** start Supplied data **

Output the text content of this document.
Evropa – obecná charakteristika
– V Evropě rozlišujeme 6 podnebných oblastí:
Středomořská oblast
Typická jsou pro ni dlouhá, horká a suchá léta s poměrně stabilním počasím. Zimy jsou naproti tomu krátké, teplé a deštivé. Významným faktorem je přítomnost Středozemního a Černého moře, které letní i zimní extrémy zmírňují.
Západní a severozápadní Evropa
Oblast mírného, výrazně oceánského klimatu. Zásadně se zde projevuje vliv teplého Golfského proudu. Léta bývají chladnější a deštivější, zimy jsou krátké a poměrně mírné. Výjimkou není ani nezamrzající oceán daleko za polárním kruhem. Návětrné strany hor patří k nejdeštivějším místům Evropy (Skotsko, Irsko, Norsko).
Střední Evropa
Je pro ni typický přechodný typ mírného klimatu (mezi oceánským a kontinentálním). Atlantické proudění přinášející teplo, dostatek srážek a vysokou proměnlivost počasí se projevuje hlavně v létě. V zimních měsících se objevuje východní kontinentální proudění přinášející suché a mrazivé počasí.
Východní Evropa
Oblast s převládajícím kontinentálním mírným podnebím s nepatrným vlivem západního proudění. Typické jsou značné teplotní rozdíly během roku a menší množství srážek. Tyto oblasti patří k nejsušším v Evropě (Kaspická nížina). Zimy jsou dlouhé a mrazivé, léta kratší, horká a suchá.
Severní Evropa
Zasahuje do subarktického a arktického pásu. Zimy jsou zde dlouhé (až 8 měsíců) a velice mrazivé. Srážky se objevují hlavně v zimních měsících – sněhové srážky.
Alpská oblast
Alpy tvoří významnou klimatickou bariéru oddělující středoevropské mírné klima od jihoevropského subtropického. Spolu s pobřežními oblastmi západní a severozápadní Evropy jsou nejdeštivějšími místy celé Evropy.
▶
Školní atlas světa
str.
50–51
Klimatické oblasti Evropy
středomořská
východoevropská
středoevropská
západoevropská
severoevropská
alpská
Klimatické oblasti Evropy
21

** end Supplied data **

- Objective -
Reproduce every record above exactly as it appears.

- Response for this exercise -
Output the text content of this document.
Evropa – obecná charakteristika
– V Evropě rozlišujeme 6 podnebných oblastí:
Středomořská oblast
Typická jsou pro ni dlouhá, horká a suchá léta s poměrně stabilním počasím. Zimy jsou naproti tomu krátké, teplé a deštivé. Významným faktorem je přítomnost Středozemního a Černého moře, které letní i zimní extrémy zmírňují.
Západní a severozápadní Evropa
Oblast mírného, výrazně oceánského klimatu. Zásadně se zde projevuje vliv teplého Golfského proudu. Léta bývají chladnější a deštivější, zimy jsou krátké a poměrně mírné. Výjimkou není ani nezamrzající oceán daleko za polárním kruhem. Návětrné strany hor patří k nejdeštivějším místům Evropy (Skotsko, Irsko, Norsko).
Střední Evropa
Je pro ni typický přechodný typ mírného klimatu (mezi oceánským a kontinentálním). Atlantické proudění přinášející teplo, dostatek srážek a vysokou proměnlivost počasí se projevuje hlavně v létě. V zimních měsících se objevuje východní kontinentální proudění přinášející suché a mrazivé počasí.
Východní Evropa
Oblast s převládajícím kontinentálním mírným podnebím s nepatrným vlivem západního proudění. Typické jsou značné teplotní rozdíly během roku a menší množství srážek. Tyto oblasti patří k nejsušším v Evropě (Kaspická nížina). Zimy jsou dlouhé a mrazivé, léta kratší, horká a suchá.
Severní Evropa
Zasahuje do subarktického a arktického pásu. Zimy jsou zde dlouhé (až 8 měsíců) a velice mrazivé. Srážky se objevují hlavně v zimních měsících – sněhové srážky.
Alpská oblast
Alpy tvoří významnou klimatickou bariéru oddělující středoevropské mírné klima od jihoevropského subtropického. Spolu s pobřežními oblastmi západní a severozápadní Evropy jsou nejdeštivějšími místy celé Evropy.
▶
Školní atlas světa
str.
50–51
Klimatické oblasti Evropy
středomořská
východoevropská
středoevropská
západoevropská
severoevropská
alpská
Klimatické oblasti Evropy
21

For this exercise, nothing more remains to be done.